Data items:

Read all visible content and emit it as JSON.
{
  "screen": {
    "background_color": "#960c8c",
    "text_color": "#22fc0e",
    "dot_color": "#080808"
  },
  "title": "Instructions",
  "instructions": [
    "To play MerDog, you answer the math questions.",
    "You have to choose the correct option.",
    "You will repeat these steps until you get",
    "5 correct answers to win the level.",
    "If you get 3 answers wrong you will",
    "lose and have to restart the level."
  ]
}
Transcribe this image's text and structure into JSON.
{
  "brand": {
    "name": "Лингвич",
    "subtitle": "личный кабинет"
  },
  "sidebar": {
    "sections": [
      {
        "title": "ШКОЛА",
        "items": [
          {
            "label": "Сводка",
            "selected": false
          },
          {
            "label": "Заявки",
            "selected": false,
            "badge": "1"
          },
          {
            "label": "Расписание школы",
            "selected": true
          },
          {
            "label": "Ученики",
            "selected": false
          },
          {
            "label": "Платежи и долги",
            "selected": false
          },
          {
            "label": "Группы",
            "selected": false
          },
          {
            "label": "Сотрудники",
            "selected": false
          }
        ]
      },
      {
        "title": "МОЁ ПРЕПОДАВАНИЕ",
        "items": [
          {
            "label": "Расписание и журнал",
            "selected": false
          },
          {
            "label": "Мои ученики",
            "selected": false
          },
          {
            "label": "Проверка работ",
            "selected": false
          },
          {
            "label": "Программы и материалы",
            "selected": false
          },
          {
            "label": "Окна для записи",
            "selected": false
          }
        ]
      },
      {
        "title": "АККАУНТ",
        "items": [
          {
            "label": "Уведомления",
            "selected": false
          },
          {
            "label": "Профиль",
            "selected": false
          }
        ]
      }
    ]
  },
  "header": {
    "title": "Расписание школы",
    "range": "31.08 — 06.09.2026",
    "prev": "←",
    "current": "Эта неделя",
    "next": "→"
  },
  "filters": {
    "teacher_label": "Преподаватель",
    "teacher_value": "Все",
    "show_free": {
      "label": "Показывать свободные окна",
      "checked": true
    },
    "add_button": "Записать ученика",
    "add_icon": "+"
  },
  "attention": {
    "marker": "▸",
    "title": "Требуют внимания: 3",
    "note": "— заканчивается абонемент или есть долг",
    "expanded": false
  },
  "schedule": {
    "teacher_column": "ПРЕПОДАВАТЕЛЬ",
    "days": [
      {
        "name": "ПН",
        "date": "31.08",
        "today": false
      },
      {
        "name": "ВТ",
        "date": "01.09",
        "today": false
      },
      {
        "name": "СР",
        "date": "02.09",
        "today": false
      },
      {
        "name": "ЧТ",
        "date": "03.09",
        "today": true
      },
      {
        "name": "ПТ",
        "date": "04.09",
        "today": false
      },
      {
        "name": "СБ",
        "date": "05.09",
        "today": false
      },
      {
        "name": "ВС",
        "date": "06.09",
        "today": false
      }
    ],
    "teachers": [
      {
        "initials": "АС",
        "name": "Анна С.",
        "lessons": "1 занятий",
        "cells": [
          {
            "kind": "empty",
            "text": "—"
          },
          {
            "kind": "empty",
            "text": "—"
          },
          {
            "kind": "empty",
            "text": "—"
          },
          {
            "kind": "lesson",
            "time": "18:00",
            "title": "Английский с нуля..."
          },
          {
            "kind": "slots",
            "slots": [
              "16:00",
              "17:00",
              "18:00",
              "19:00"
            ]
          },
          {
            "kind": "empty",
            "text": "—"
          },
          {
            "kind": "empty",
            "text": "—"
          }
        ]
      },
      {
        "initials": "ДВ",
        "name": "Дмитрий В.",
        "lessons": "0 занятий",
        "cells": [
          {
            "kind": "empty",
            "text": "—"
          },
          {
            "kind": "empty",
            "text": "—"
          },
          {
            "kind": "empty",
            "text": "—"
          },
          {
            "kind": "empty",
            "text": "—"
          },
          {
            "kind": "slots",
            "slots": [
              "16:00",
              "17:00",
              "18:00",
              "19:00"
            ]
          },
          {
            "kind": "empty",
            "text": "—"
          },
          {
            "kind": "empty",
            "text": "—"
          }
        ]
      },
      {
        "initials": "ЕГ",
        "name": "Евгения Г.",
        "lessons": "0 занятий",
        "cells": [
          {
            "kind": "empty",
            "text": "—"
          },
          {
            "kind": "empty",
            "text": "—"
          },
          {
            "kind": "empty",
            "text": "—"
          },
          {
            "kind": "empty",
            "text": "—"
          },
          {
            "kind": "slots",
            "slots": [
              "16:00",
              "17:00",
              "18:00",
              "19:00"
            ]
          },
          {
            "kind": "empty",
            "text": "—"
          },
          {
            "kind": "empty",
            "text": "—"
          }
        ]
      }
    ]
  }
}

- Aim -
Find each line that has the word "will", then copy it out.

- Result -
    "You will repeat these steps until you get",
    "If you get 3 answers wrong you will",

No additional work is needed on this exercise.